- _Record excerpts_
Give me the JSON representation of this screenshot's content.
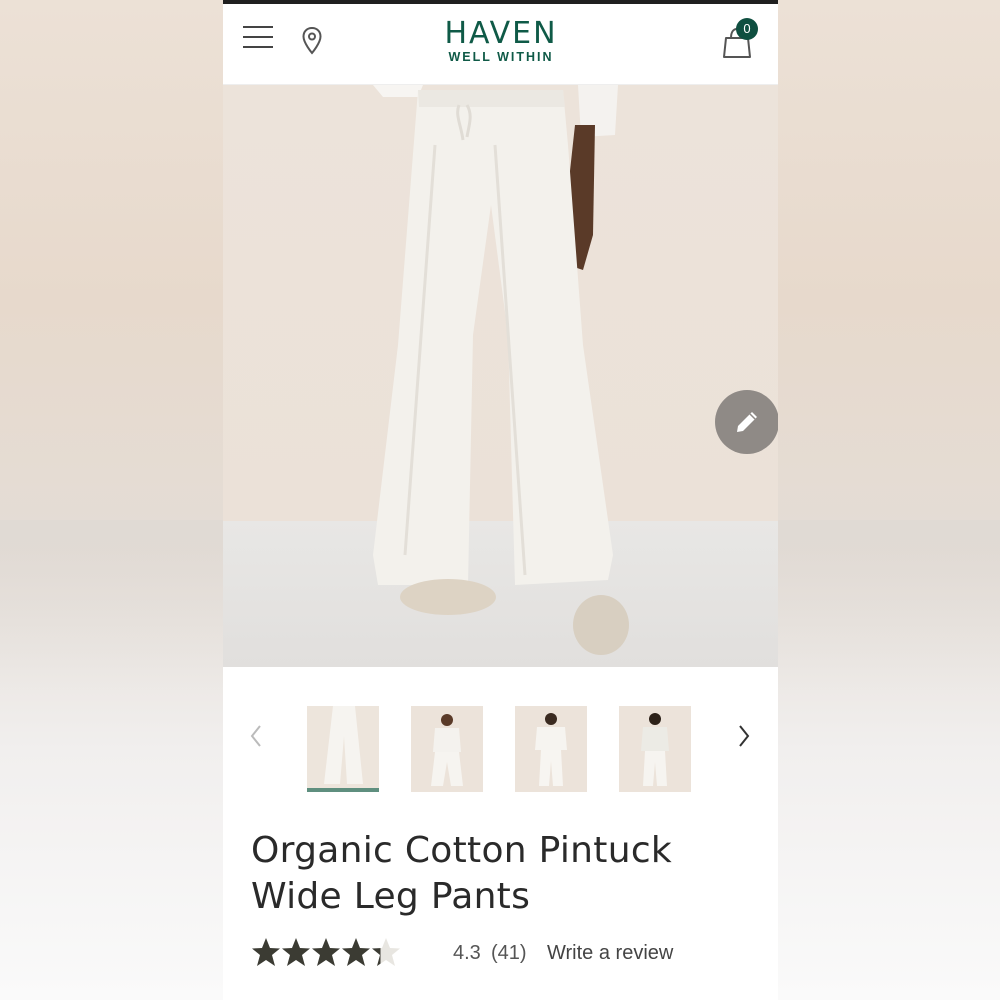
{
  "header": {
    "logo_main": "HAVEN",
    "logo_sub": "WELL WITHIN",
    "cart_count": "0"
  },
  "colors": {
    "brand_green": "#0f5a47",
    "badge_green": "#0f4f40",
    "thumb_active": "#5f8f7f",
    "star": "#3b3b33"
  },
  "icons": {
    "menu": "hamburger-menu-icon",
    "location": "map-pin-icon",
    "cart": "shopping-bag-icon",
    "edit": "pencil-icon",
    "prev": "chevron-left-icon",
    "next": "chevron-right-icon",
    "stars": "star-icon"
  },
  "gallery": {
    "thumbnails": [
      {
        "label": "Pants front view",
        "active": true
      },
      {
        "label": "Full outfit front"
      },
      {
        "label": "Full outfit front alt"
      },
      {
        "label": "Full outfit side"
      }
    ]
  },
  "product": {
    "title": "Organic Cotton Pintuck Wide Leg Pants",
    "rating": "4.3",
    "rating_value": 4.3,
    "rating_max": 5,
    "review_count": "(41)",
    "write_review": "Write a review"
  }
}
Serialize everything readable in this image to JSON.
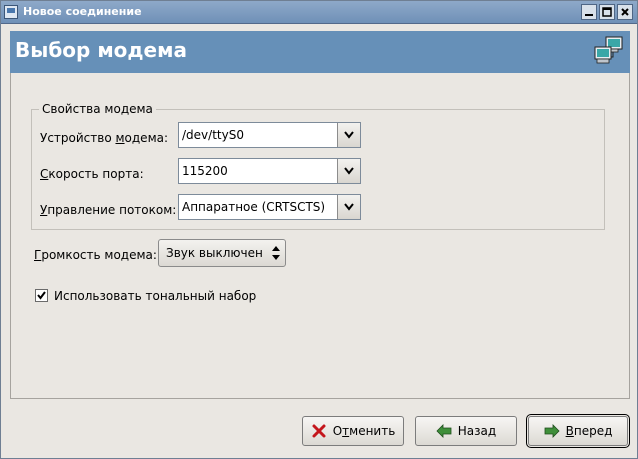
{
  "window": {
    "title": "Новое соединение"
  },
  "banner": {
    "title": "Выбор модема",
    "icon": "network-computers-icon"
  },
  "modem_props": {
    "legend": "Свойства модема",
    "device": {
      "label_pre": "Устройство ",
      "label_u": "м",
      "label_post": "одема:",
      "value": "/dev/ttyS0"
    },
    "speed": {
      "label_pre": "",
      "label_u": "С",
      "label_post": "корость порта:",
      "value": "115200"
    },
    "flow": {
      "label_pre": "",
      "label_u": "У",
      "label_post": "правление потоком:",
      "value": "Аппаратное (CRTSCTS)"
    }
  },
  "volume": {
    "label_pre": "",
    "label_u": "Г",
    "label_post": "ромкость модема:",
    "value": "Звук выключен"
  },
  "touch_tone": {
    "label": "Использовать тональный набор",
    "checked": true
  },
  "buttons": {
    "cancel": {
      "pre": "О",
      "u": "т",
      "post": "менить"
    },
    "back": {
      "label": "Назад"
    },
    "forward": {
      "pre": "",
      "u": "В",
      "post": "перед"
    }
  },
  "colors": {
    "banner": "#6690b8",
    "titlebar": "#7a98bd"
  }
}
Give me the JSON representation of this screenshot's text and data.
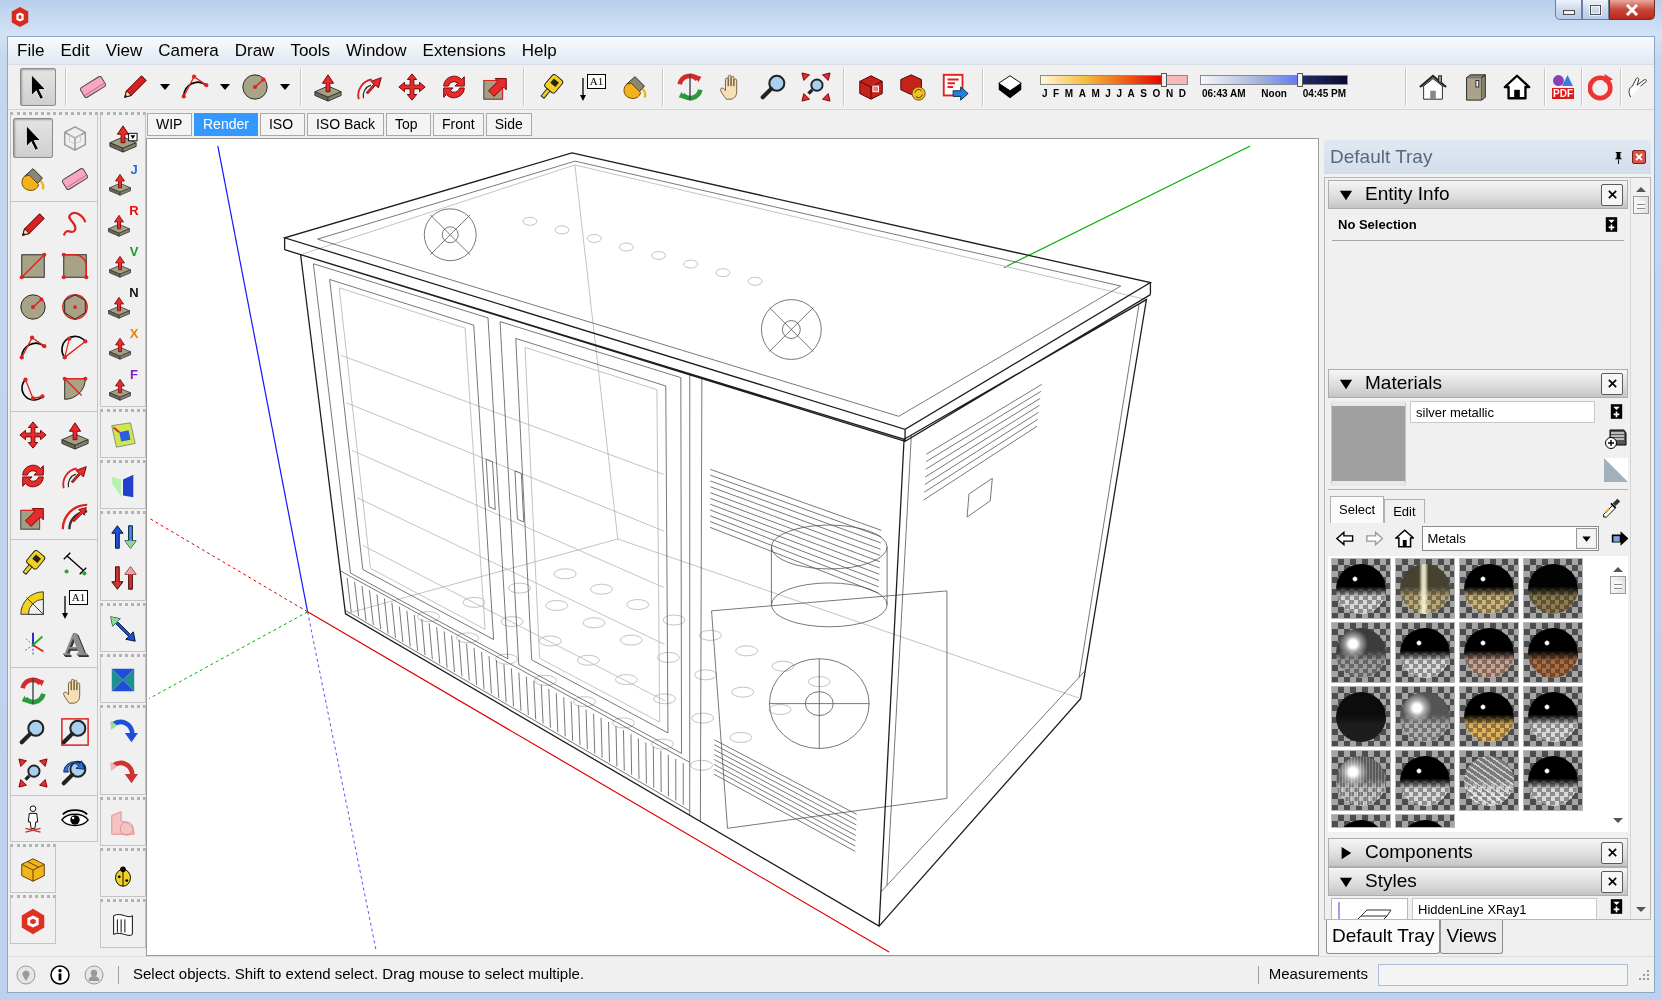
{
  "menu": [
    "File",
    "Edit",
    "View",
    "Camera",
    "Draw",
    "Tools",
    "Window",
    "Extensions",
    "Help"
  ],
  "toolbar": {
    "groups": [
      [
        {
          "kind": "select",
          "selected": true
        }
      ],
      [
        {
          "kind": "eraser",
          "selected": false
        },
        {
          "kind": "pencil",
          "selected": false
        },
        {
          "kind": "caret",
          "selected": false
        },
        {
          "kind": "arc",
          "selected": false
        },
        {
          "kind": "caret",
          "selected": false
        },
        {
          "kind": "circle",
          "selected": false
        },
        {
          "kind": "caret",
          "selected": false
        }
      ],
      [
        {
          "kind": "push_pull",
          "selected": false
        },
        {
          "kind": "follow_me",
          "selected": false
        },
        {
          "kind": "move",
          "selected": false
        },
        {
          "kind": "rotate",
          "selected": false
        },
        {
          "kind": "scale",
          "selected": false
        }
      ],
      [
        {
          "kind": "tape",
          "selected": false
        },
        {
          "kind": "text",
          "label": "A1",
          "selected": false
        },
        {
          "kind": "paint",
          "selected": false
        }
      ],
      [
        {
          "kind": "orbit",
          "selected": false
        },
        {
          "kind": "pan",
          "selected": false
        },
        {
          "kind": "zoom",
          "selected": false
        },
        {
          "kind": "zoom_extents",
          "selected": false
        }
      ],
      [
        {
          "kind": "warehouse",
          "selected": false
        },
        {
          "kind": "share_model",
          "selected": false
        },
        {
          "kind": "extension_warehouse",
          "selected": false
        }
      ],
      [
        {
          "kind": "shadows",
          "selected": false
        },
        {
          "kind": "month_slider",
          "level": 0.84,
          "labels": [
            "J",
            "F",
            "M",
            "A",
            "M",
            "J",
            "J",
            "A",
            "S",
            "O",
            "N",
            "D"
          ]
        },
        {
          "kind": "time_slider",
          "level": 0.68,
          "labels": [
            "06:43 AM",
            "Noon",
            "04:45 PM"
          ]
        }
      ],
      [
        {
          "kind": "house",
          "selected": false
        },
        {
          "kind": "door_panel",
          "selected": false
        },
        {
          "kind": "home",
          "selected": false
        }
      ],
      [
        {
          "kind": "pdf",
          "label": "PDF",
          "selected": false
        }
      ],
      [
        {
          "kind": "ring",
          "selected": false
        }
      ],
      [
        {
          "kind": "sketch_hand",
          "selected": false
        }
      ]
    ]
  },
  "scene_tabs": [
    {
      "label": "WIP",
      "selected": false
    },
    {
      "label": "Render",
      "selected": true
    },
    {
      "label": "ISO",
      "selected": false
    },
    {
      "label": "ISO Back",
      "selected": false
    },
    {
      "label": "Top",
      "selected": false
    },
    {
      "label": "Front",
      "selected": false
    },
    {
      "label": "Side",
      "selected": false
    }
  ],
  "left_toolbars": [
    {
      "toolbars": [
        {
          "groups": [
            [
              {
                "kind": "select",
                "selected": true
              },
              {
                "kind": "component",
                "selected": false
              },
              {
                "kind": "paint",
                "selected": false
              },
              {
                "kind": "eraser",
                "selected": false
              }
            ],
            [
              {
                "kind": "pencil",
                "selected": false
              },
              {
                "kind": "freehand",
                "selected": false
              },
              {
                "kind": "rectangle",
                "selected": false
              },
              {
                "kind": "rotated_rectangle",
                "selected": false
              },
              {
                "kind": "circle",
                "selected": false
              },
              {
                "kind": "polygon",
                "selected": false
              },
              {
                "kind": "arc",
                "selected": false
              },
              {
                "kind": "two_point_arc",
                "selected": false
              },
              {
                "kind": "three_point_arc",
                "selected": false
              },
              {
                "kind": "pie",
                "selected": false
              }
            ],
            [
              {
                "kind": "move",
                "selected": false
              },
              {
                "kind": "push_pull",
                "selected": false
              },
              {
                "kind": "rotate",
                "selected": false
              },
              {
                "kind": "follow_me",
                "selected": false
              },
              {
                "kind": "scale",
                "selected": false
              },
              {
                "kind": "offset",
                "selected": false
              }
            ],
            [
              {
                "kind": "tape",
                "selected": false
              },
              {
                "kind": "dimension",
                "selected": false
              },
              {
                "kind": "protractor",
                "selected": false
              },
              {
                "kind": "text",
                "label": "A1",
                "selected": false
              },
              {
                "kind": "axes",
                "selected": false
              },
              {
                "kind": "text_3d",
                "label": "A",
                "selected": false
              }
            ],
            [
              {
                "kind": "orbit",
                "selected": false
              },
              {
                "kind": "pan",
                "selected": false
              },
              {
                "kind": "zoom",
                "selected": false
              },
              {
                "kind": "zoom_window",
                "selected": false
              },
              {
                "kind": "zoom_extents",
                "selected": false
              },
              {
                "kind": "previous",
                "selected": false
              }
            ],
            [
              {
                "kind": "walk",
                "selected": false
              },
              {
                "kind": "look_around",
                "selected": false
              }
            ]
          ]
        },
        {
          "groups": [
            [
              {
                "kind": "sandbox",
                "selected": false
              }
            ]
          ]
        },
        {
          "groups": [
            [
              {
                "kind": "logo",
                "selected": false
              }
            ]
          ]
        }
      ]
    },
    {
      "toolbars": [
        {
          "groups": [
            [
              {
                "kind": "pushpull_menu",
                "selected": false
              },
              {
                "kind": "pushpull_letter",
                "label": "J",
                "color": "#1a73e8",
                "selected": false
              },
              {
                "kind": "pushpull_letter",
                "label": "R",
                "color": "#e01010",
                "selected": false
              },
              {
                "kind": "pushpull_letter",
                "label": "V",
                "color": "#1f9a1f",
                "selected": false
              },
              {
                "kind": "pushpull_letter",
                "label": "N",
                "color": "#111111",
                "selected": false
              },
              {
                "kind": "pushpull_letter",
                "label": "X",
                "color": "#f08000",
                "selected": false
              },
              {
                "kind": "pushpull_letter",
                "label": "F",
                "color": "#8020c0",
                "selected": false
              }
            ]
          ]
        },
        {
          "groups": [
            [
              {
                "kind": "color_square",
                "selected": false
              }
            ]
          ]
        },
        {
          "groups": [
            [
              {
                "kind": "trapezoid",
                "selected": false
              }
            ]
          ]
        },
        {
          "groups": [
            [
              {
                "kind": "arrows_blue",
                "selected": false
              },
              {
                "kind": "arrows_red",
                "selected": false
              }
            ]
          ]
        },
        {
          "groups": [
            [
              {
                "kind": "diagonal_arrow",
                "selected": false
              }
            ]
          ]
        },
        {
          "groups": [
            [
              {
                "kind": "hourglass",
                "selected": false
              }
            ]
          ]
        },
        {
          "groups": [
            [
              {
                "kind": "curve_blue",
                "selected": false
              },
              {
                "kind": "curve_red",
                "selected": false
              }
            ]
          ]
        },
        {
          "groups": [
            [
              {
                "kind": "protractor_pink",
                "selected": false
              }
            ]
          ]
        },
        {
          "groups": [
            [
              {
                "kind": "ladybug",
                "selected": false
              }
            ]
          ]
        },
        {
          "groups": [
            [
              {
                "kind": "scroll",
                "selected": false
              }
            ]
          ]
        }
      ]
    }
  ],
  "tray": {
    "title": "Default Tray",
    "panels": [
      {
        "kind": "entity_info",
        "title": "Entity Info",
        "expanded": true,
        "selection": "No Selection"
      },
      {
        "kind": "materials",
        "title": "Materials",
        "expanded": true,
        "material_name": "silver metallic",
        "tabs": [
          {
            "label": "Select",
            "selected": true
          },
          {
            "label": "Edit",
            "selected": false
          }
        ],
        "library": "Metals",
        "thumbnails": [
          {
            "kind": "chrome"
          },
          {
            "kind": "brushed_gold"
          },
          {
            "kind": "gold"
          },
          {
            "kind": "dark_gold"
          },
          {
            "kind": "steel"
          },
          {
            "kind": "chrome"
          },
          {
            "kind": "rose"
          },
          {
            "kind": "copper"
          },
          {
            "kind": "black"
          },
          {
            "kind": "satin"
          },
          {
            "kind": "yellow_gold"
          },
          {
            "kind": "chrome"
          },
          {
            "kind": "brushed_steel"
          },
          {
            "kind": "chrome"
          },
          {
            "kind": "hammered"
          },
          {
            "kind": "chrome"
          },
          {
            "kind": "chrome"
          },
          {
            "kind": "chrome"
          }
        ]
      },
      {
        "title": "Components",
        "expanded": false
      },
      {
        "kind": "styles",
        "title": "Styles",
        "expanded": true,
        "style_name": "HiddenLine XRay1"
      }
    ],
    "tabs": [
      {
        "label": "Default Tray",
        "selected": true
      },
      {
        "label": "Views",
        "selected": false
      }
    ]
  },
  "status_bar": {
    "hint": "Select objects. Shift to extend select. Drag mouse to select multiple.",
    "measurements_label": "Measurements"
  }
}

- _Stated task_
Using the entries above, tally how many lines have the word "pencil" in them; write the number and nothing more.

- _The result_
3